• TASK INPUT:
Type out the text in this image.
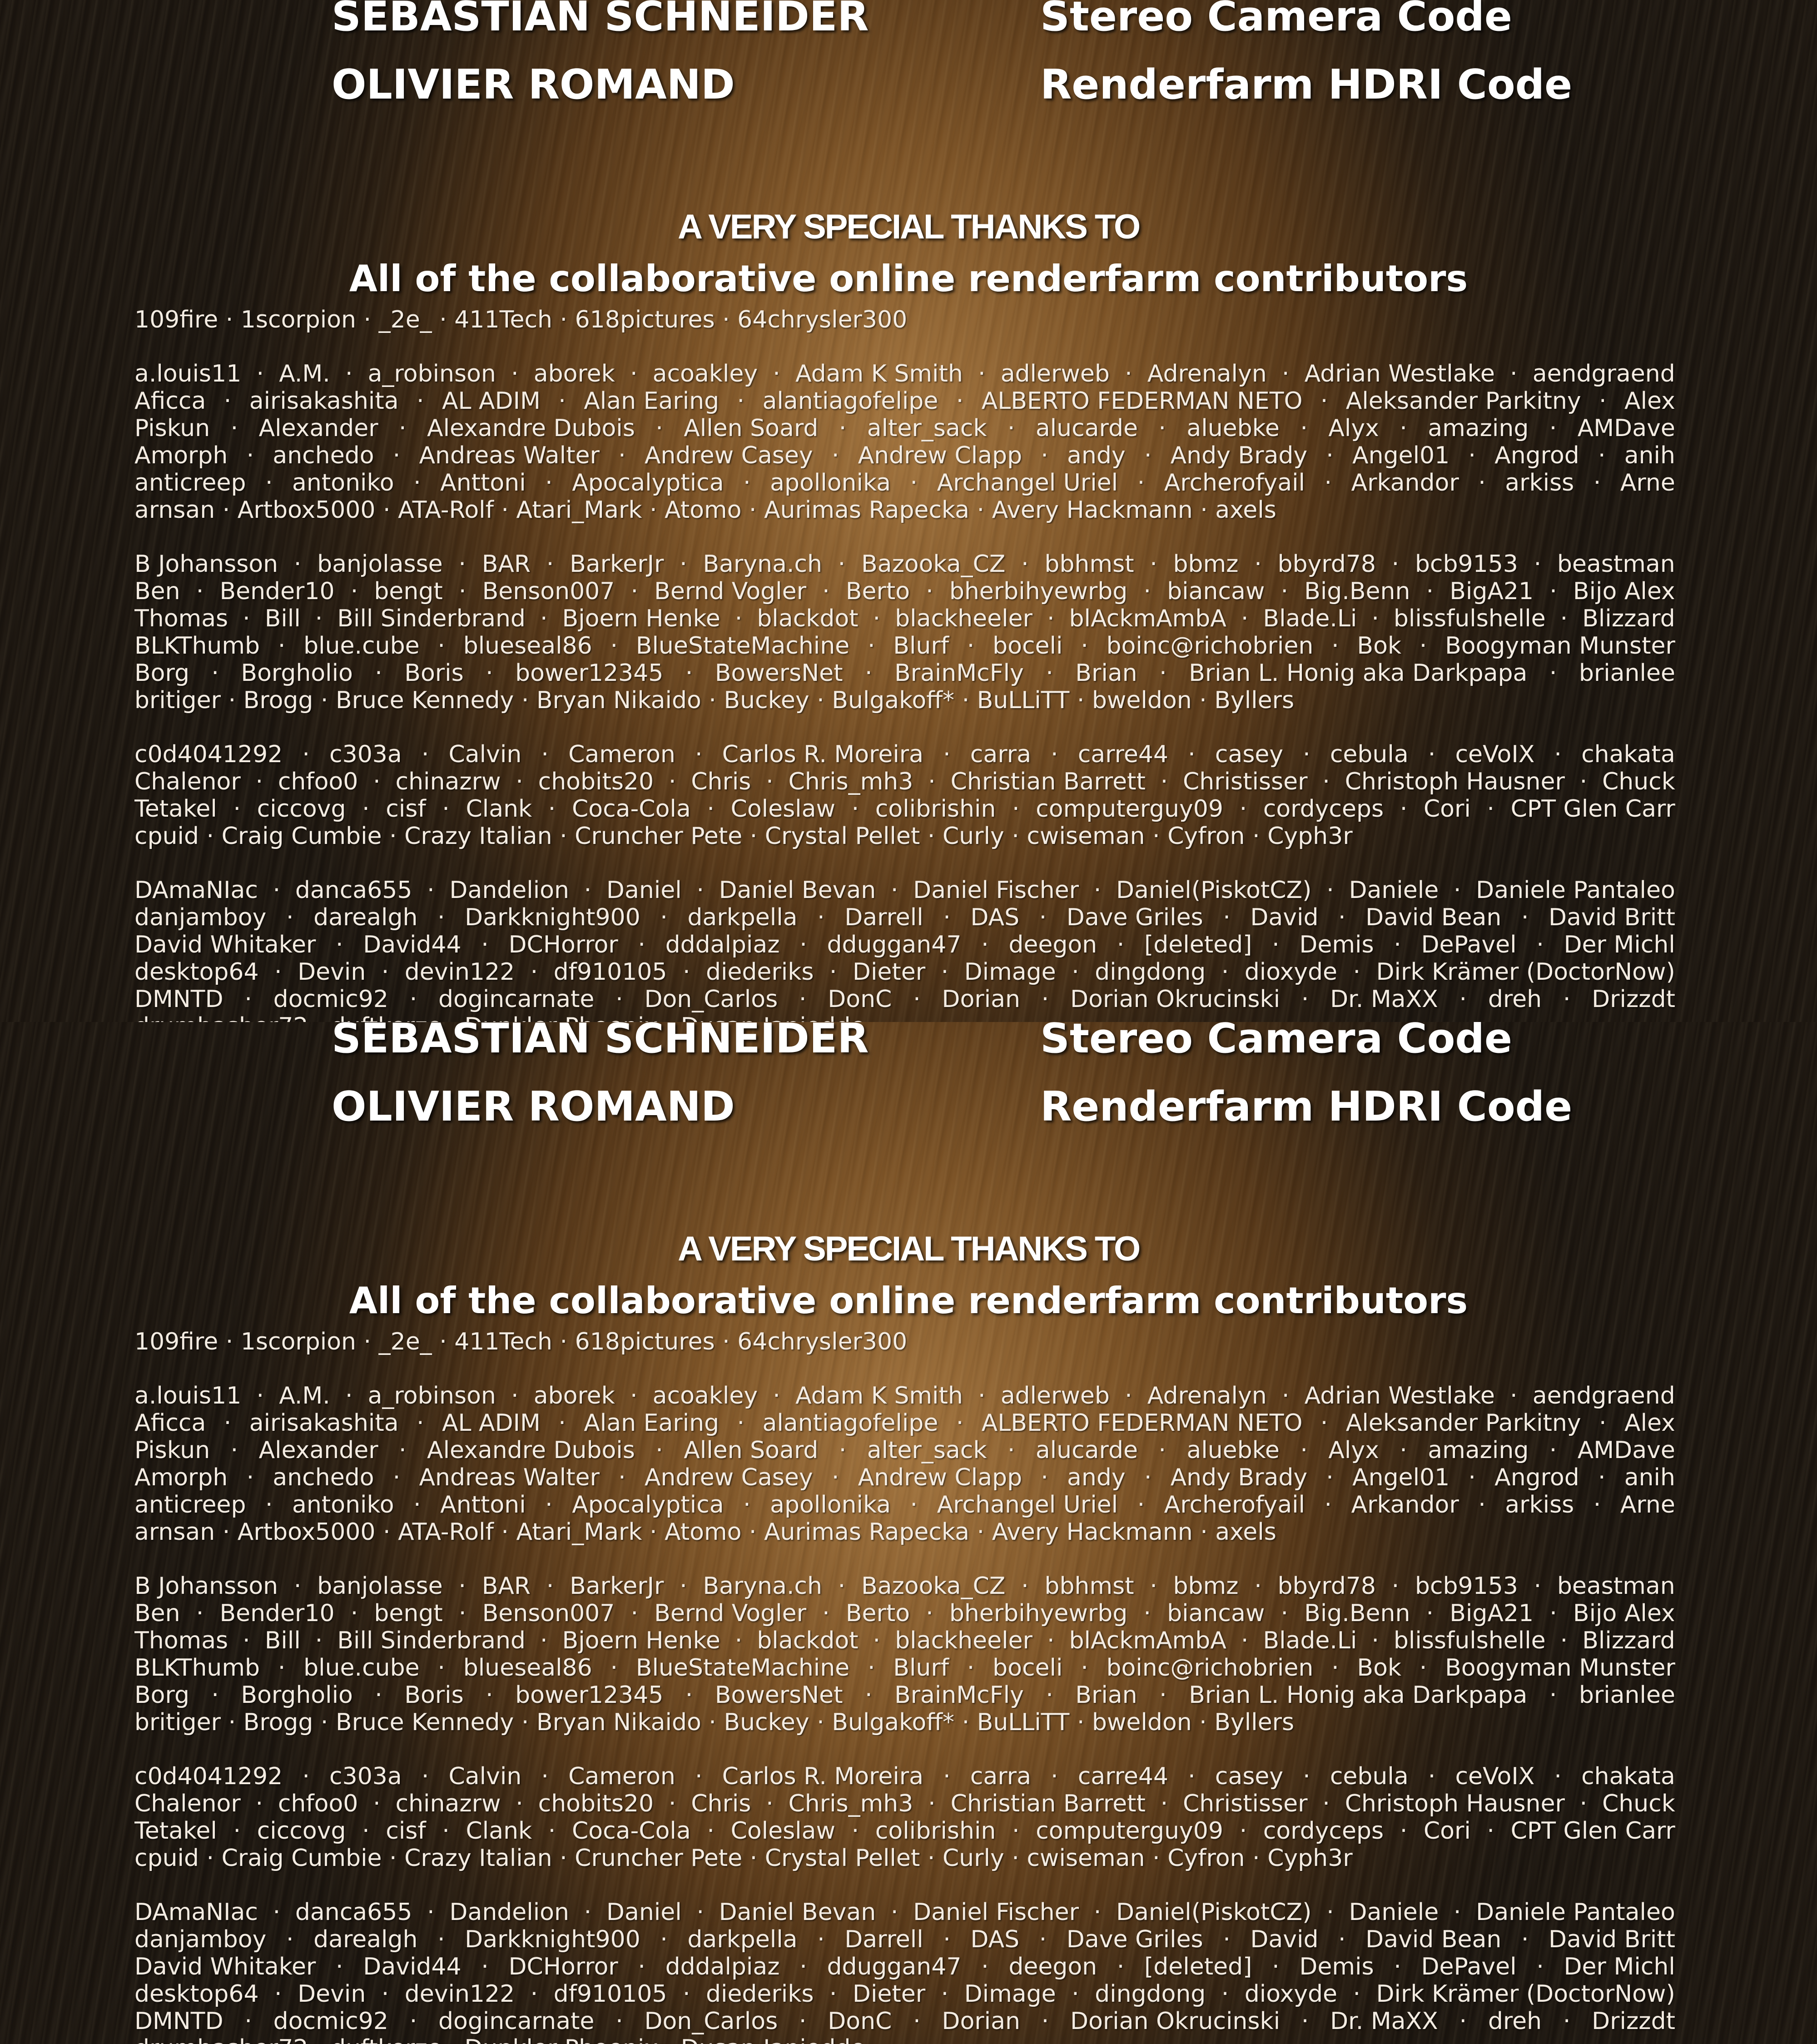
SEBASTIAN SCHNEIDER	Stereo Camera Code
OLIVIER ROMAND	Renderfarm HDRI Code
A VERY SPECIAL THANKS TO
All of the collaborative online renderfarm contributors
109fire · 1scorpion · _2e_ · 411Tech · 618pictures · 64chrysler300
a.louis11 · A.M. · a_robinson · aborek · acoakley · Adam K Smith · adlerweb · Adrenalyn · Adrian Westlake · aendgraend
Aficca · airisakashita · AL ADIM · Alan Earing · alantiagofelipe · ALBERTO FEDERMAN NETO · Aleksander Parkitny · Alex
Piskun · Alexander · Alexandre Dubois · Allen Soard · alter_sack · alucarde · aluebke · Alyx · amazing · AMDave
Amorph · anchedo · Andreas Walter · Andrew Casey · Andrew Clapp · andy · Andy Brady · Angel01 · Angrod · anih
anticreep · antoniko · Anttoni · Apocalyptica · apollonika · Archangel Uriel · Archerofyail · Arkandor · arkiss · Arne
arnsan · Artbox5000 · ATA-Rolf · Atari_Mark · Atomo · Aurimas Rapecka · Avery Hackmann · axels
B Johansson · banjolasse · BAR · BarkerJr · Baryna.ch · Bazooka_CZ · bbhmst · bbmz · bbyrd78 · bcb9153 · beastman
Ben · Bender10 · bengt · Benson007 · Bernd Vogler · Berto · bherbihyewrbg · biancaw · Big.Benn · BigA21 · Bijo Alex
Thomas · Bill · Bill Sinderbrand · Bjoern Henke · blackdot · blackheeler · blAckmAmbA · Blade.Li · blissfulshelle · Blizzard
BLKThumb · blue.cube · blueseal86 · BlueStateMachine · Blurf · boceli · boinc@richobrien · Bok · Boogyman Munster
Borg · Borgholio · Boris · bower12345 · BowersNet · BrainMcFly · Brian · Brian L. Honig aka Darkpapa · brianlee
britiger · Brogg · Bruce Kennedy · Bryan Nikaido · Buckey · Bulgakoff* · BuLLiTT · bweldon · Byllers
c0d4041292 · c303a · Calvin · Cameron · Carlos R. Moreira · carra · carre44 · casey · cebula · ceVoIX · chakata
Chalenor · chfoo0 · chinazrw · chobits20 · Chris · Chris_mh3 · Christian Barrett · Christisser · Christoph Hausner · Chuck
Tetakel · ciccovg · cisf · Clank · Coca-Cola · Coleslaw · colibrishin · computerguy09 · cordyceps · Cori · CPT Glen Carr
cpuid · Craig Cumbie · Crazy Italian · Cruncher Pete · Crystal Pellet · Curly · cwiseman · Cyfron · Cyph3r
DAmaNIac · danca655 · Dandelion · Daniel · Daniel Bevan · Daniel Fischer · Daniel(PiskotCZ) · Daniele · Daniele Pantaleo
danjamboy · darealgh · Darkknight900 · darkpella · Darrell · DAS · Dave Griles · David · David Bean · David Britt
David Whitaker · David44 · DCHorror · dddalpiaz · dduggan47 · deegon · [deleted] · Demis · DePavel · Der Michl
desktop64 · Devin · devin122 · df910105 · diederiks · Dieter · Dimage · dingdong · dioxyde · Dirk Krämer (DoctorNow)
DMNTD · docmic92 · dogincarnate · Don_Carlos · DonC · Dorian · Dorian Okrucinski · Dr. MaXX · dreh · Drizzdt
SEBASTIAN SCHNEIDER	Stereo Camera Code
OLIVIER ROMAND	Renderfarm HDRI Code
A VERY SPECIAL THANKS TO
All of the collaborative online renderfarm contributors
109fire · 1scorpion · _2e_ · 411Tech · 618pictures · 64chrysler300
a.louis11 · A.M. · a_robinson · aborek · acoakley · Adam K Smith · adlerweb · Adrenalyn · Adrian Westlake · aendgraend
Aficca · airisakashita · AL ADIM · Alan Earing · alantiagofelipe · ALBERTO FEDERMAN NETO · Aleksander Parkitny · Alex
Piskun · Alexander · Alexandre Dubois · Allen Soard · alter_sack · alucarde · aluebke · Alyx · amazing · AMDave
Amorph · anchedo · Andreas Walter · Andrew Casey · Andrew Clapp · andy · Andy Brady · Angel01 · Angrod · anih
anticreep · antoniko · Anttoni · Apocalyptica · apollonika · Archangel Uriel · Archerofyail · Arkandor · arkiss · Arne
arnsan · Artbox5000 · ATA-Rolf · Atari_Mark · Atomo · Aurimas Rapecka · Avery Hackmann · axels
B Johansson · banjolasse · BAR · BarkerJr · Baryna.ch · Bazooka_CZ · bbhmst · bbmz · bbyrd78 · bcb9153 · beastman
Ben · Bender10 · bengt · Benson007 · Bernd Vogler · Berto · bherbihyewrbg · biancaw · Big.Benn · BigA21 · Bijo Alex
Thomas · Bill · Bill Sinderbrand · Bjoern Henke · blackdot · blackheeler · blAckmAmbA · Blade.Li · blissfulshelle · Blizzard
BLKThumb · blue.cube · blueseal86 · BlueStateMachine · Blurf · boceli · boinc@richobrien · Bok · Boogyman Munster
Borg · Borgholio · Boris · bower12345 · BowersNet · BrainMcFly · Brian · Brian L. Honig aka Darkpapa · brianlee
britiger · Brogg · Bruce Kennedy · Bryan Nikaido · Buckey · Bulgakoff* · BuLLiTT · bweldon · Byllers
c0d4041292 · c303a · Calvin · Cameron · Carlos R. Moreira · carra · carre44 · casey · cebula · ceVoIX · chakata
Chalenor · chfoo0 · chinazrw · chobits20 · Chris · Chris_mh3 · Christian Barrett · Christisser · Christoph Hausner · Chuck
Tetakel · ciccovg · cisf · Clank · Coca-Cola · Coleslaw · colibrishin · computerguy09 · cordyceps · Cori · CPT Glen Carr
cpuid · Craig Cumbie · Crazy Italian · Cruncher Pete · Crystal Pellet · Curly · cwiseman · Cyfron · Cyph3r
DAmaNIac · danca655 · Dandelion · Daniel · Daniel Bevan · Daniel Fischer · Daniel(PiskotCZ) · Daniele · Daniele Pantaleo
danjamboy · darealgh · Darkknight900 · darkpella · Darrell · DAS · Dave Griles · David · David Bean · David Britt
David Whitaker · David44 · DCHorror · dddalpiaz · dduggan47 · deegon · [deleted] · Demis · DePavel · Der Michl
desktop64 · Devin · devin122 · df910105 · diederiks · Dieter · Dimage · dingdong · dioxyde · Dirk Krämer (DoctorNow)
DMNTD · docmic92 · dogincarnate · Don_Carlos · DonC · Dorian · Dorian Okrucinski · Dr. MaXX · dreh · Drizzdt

• AIM OF THE EXERCISE:
Restate the full listing verbatim and drop every picture.

• SOLUTION TO THIS PROBLEM:
Type out the text in this image.
SEBASTIAN SCHNEIDER	Stereo Camera Code
OLIVIER ROMAND	Renderfarm HDRI Code
A VERY SPECIAL THANKS TO
All of the collaborative online renderfarm contributors
109fire · 1scorpion · _2e_ · 411Tech · 618pictures · 64chrysler300
a.louis11 · A.M. · a_robinson · aborek · acoakley · Adam K Smith · adlerweb · Adrenalyn · Adrian Westlake · aendgraend
Aficca · airisakashita · AL ADIM · Alan Earing · alantiagofelipe · ALBERTO FEDERMAN NETO · Aleksander Parkitny · Alex
Piskun · Alexander · Alexandre Dubois · Allen Soard · alter_sack · alucarde · aluebke · Alyx · amazing · AMDave
Amorph · anchedo · Andreas Walter · Andrew Casey · Andrew Clapp · andy · Andy Brady · Angel01 · Angrod · anih
anticreep · antoniko · Anttoni · Apocalyptica · apollonika · Archangel Uriel · Archerofyail · Arkandor · arkiss · Arne
arnsan · Artbox5000 · ATA-Rolf · Atari_Mark · Atomo · Aurimas Rapecka · Avery Hackmann · axels
B Johansson · banjolasse · BAR · BarkerJr · Baryna.ch · Bazooka_CZ · bbhmst · bbmz · bbyrd78 · bcb9153 · beastman
Ben · Bender10 · bengt · Benson007 · Bernd Vogler · Berto · bherbihyewrbg · biancaw · Big.Benn · BigA21 · Bijo Alex
Thomas · Bill · Bill Sinderbrand · Bjoern Henke · blackdot · blackheeler · blAckmAmbA · Blade.Li · blissfulshelle · Blizzard
BLKThumb · blue.cube · blueseal86 · BlueStateMachine · Blurf · boceli · boinc@richobrien · Bok · Boogyman Munster
Borg · Borgholio · Boris · bower12345 · BowersNet · BrainMcFly · Brian · Brian L. Honig aka Darkpapa · brianlee
britiger · Brogg · Bruce Kennedy · Bryan Nikaido · Buckey · Bulgakoff* · BuLLiTT · bweldon · Byllers
c0d4041292 · c303a · Calvin · Cameron · Carlos R. Moreira · carra · carre44 · casey · cebula · ceVoIX · chakata
Chalenor · chfoo0 · chinazrw · chobits20 · Chris · Chris_mh3 · Christian Barrett · Christisser · Christoph Hausner · Chuck
Tetakel · ciccovg · cisf · Clank · Coca-Cola · Coleslaw · colibrishin · computerguy09 · cordyceps · Cori · CPT Glen Carr
cpuid · Craig Cumbie · Crazy Italian · Cruncher Pete · Crystal Pellet · Curly · cwiseman · Cyfron · Cyph3r
DAmaNIac · danca655 · Dandelion · Daniel · Daniel Bevan · Daniel Fischer · Daniel(PiskotCZ) · Daniele · Daniele Pantaleo
danjamboy · darealgh · Darkknight900 · darkpella · Darrell · DAS · Dave Griles · David · David Bean · David Britt
David Whitaker · David44 · DCHorror · dddalpiaz · dduggan47 · deegon · [deleted] · Demis · DePavel · Der Michl
desktop64 · Devin · devin122 · df910105 · diederiks · Dieter · Dimage · dingdong · dioxyde · Dirk Krämer (DoctorNow)
DMNTD · docmic92 · dogincarnate · Don_Carlos · DonC · Dorian · Dorian Okrucinski · Dr. MaXX · dreh · Drizzdt
SEBASTIAN SCHNEIDER	Stereo Camera Code
OLIVIER ROMAND	Renderfarm HDRI Code
A VERY SPECIAL THANKS TO
All of the collaborative online renderfarm contributors
109fire · 1scorpion · _2e_ · 411Tech · 618pictures · 64chrysler300
a.louis11 · A.M. · a_robinson · aborek · acoakley · Adam K Smith · adlerweb · Adrenalyn · Adrian Westlake · aendgraend
Aficca · airisakashita · AL ADIM · Alan Earing · alantiagofelipe · ALBERTO FEDERMAN NETO · Aleksander Parkitny · Alex
Piskun · Alexander · Alexandre Dubois · Allen Soard · alter_sack · alucarde · aluebke · Alyx · amazing · AMDave
Amorph · anchedo · Andreas Walter · Andrew Casey · Andrew Clapp · andy · Andy Brady · Angel01 · Angrod · anih
anticreep · antoniko · Anttoni · Apocalyptica · apollonika · Archangel Uriel · Archerofyail · Arkandor · arkiss · Arne
arnsan · Artbox5000 · ATA-Rolf · Atari_Mark · Atomo · Aurimas Rapecka · Avery Hackmann · axels
B Johansson · banjolasse · BAR · BarkerJr · Baryna.ch · Bazooka_CZ · bbhmst · bbmz · bbyrd78 · bcb9153 · beastman
Ben · Bender10 · bengt · Benson007 · Bernd Vogler · Berto · bherbihyewrbg · biancaw · Big.Benn · BigA21 · Bijo Alex
Thomas · Bill · Bill Sinderbrand · Bjoern Henke · blackdot · blackheeler · blAckmAmbA · Blade.Li · blissfulshelle · Blizzard
BLKThumb · blue.cube · blueseal86 · BlueStateMachine · Blurf · boceli · boinc@richobrien · Bok · Boogyman Munster
Borg · Borgholio · Boris · bower12345 · BowersNet · BrainMcFly · Brian · Brian L. Honig aka Darkpapa · brianlee
britiger · Brogg · Bruce Kennedy · Bryan Nikaido · Buckey · Bulgakoff* · BuLLiTT · bweldon · Byllers
c0d4041292 · c303a · Calvin · Cameron · Carlos R. Moreira · carra · carre44 · casey · cebula · ceVoIX · chakata
Chalenor · chfoo0 · chinazrw · chobits20 · Chris · Chris_mh3 · Christian Barrett · Christisser · Christoph Hausner · Chuck
Tetakel · ciccovg · cisf · Clank · Coca-Cola · Coleslaw · colibrishin · computerguy09 · cordyceps · Cori · CPT Glen Carr
cpuid · Craig Cumbie · Crazy Italian · Cruncher Pete · Crystal Pellet · Curly · cwiseman · Cyfron · Cyph3r
DAmaNIac · danca655 · Dandelion · Daniel · Daniel Bevan · Daniel Fischer · Daniel(PiskotCZ) · Daniele · Daniele Pantaleo
danjamboy · darealgh · Darkknight900 · darkpella · Darrell · DAS · Dave Griles · David · David Bean · David Britt
David Whitaker · David44 · DCHorror · dddalpiaz · dduggan47 · deegon · [deleted] · Demis · DePavel · Der Michl
desktop64 · Devin · devin122 · df910105 · diederiks · Dieter · Dimage · dingdong · dioxyde · Dirk Krämer (DoctorNow)
DMNTD · docmic92 · dogincarnate · Don_Carlos · DonC · Dorian · Dorian Okrucinski · Dr. MaXX · dreh · Drizzdt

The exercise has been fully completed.